** Task goal **
What is the number of lines holding the word "городское"? Write that number and nothing else.

Dataset entries

+-------+

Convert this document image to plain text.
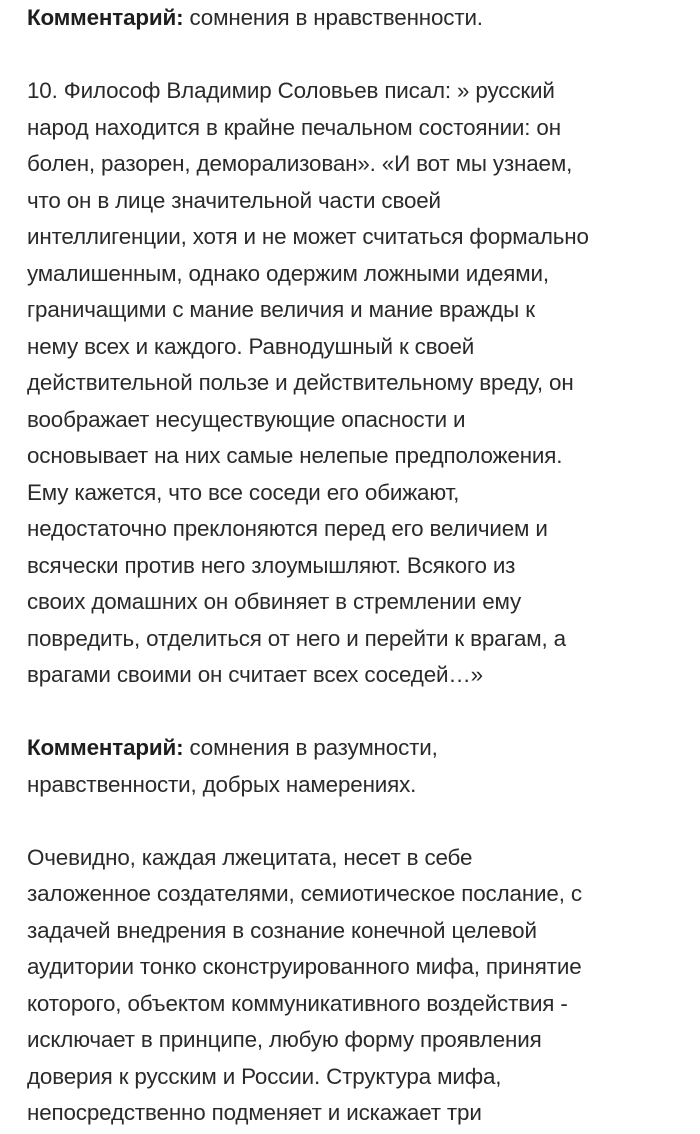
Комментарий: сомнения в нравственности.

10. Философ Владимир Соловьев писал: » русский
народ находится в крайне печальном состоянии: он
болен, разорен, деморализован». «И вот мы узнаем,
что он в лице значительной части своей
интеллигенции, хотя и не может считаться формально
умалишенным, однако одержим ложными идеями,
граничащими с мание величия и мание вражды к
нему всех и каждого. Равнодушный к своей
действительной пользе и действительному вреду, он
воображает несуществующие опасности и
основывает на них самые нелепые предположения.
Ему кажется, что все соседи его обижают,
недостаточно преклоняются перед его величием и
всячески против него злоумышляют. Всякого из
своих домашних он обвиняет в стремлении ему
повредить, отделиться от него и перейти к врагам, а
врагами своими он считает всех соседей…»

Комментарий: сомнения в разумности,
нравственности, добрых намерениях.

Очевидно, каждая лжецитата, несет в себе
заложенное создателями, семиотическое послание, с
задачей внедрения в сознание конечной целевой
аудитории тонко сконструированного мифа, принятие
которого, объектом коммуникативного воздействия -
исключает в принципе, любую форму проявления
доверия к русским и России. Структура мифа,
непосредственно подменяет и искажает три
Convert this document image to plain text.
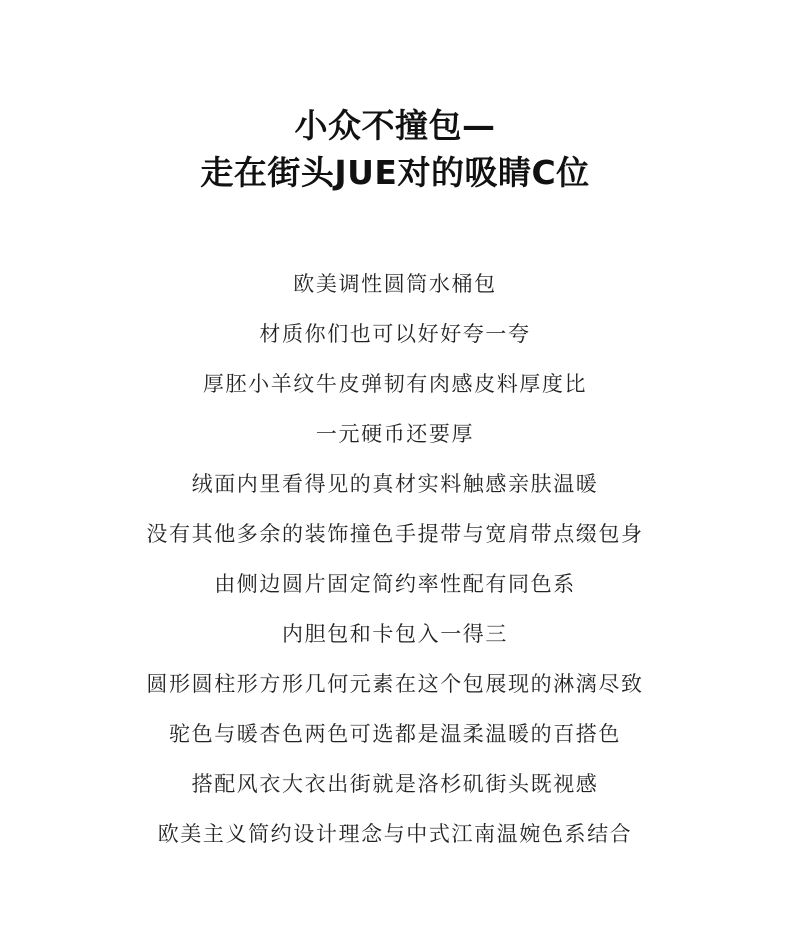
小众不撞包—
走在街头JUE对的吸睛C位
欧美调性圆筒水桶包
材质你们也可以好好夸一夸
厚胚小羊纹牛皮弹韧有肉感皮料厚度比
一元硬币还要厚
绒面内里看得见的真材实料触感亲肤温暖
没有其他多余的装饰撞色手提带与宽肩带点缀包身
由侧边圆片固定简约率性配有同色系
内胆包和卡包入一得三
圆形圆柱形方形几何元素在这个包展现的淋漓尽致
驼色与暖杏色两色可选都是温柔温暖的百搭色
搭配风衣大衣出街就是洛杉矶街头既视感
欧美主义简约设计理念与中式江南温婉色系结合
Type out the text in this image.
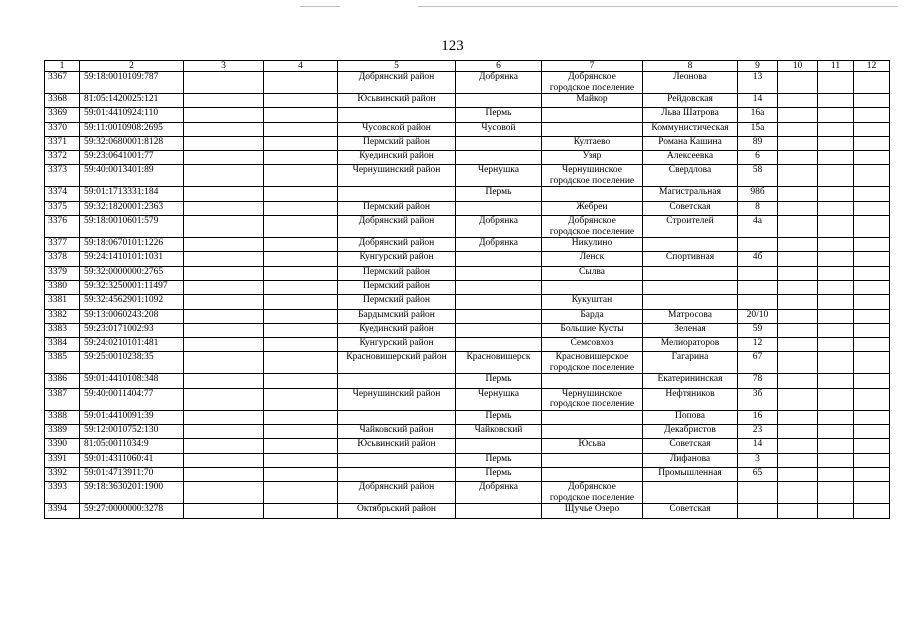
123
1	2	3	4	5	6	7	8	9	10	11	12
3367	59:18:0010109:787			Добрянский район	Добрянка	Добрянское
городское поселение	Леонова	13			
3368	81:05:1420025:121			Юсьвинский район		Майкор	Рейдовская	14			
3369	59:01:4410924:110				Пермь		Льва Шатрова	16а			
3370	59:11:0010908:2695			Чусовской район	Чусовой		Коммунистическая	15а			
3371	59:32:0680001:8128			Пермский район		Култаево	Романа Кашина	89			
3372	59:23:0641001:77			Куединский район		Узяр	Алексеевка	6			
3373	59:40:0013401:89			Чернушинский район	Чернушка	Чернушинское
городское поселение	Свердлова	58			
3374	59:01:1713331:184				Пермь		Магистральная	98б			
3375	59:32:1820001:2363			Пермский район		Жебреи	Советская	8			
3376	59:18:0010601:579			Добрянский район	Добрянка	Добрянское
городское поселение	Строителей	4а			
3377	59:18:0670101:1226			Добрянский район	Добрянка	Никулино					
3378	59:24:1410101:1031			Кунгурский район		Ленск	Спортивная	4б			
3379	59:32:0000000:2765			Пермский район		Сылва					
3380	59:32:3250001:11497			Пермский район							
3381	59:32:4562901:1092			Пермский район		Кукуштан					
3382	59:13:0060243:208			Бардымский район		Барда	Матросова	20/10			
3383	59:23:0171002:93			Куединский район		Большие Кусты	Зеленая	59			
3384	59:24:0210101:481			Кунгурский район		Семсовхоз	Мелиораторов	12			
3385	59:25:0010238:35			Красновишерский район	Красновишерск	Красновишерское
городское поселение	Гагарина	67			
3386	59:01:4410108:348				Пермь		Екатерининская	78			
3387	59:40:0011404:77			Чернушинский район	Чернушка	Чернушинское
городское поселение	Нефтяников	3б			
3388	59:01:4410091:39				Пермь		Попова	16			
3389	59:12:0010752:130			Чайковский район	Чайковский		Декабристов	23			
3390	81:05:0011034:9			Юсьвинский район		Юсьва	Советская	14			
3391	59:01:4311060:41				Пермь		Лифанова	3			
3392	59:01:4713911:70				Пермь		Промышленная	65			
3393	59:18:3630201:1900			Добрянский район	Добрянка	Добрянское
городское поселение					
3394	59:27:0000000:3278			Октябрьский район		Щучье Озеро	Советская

+-------+

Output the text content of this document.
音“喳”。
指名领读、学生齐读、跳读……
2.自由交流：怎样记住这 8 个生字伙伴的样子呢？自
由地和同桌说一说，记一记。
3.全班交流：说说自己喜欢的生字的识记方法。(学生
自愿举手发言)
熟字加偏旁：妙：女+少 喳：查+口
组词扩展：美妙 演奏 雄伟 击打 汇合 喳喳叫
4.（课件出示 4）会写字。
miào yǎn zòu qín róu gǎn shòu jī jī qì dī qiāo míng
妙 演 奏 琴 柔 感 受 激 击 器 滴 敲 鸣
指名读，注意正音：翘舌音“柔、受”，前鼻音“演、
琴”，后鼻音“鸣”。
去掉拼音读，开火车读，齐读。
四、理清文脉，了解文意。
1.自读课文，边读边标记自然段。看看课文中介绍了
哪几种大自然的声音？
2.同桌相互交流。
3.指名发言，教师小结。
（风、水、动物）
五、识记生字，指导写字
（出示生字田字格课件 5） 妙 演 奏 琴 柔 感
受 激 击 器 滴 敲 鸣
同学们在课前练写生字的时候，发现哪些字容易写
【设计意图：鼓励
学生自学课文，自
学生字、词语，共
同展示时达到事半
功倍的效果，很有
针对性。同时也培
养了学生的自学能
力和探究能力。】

+-------+

** Answer to the exercise **
6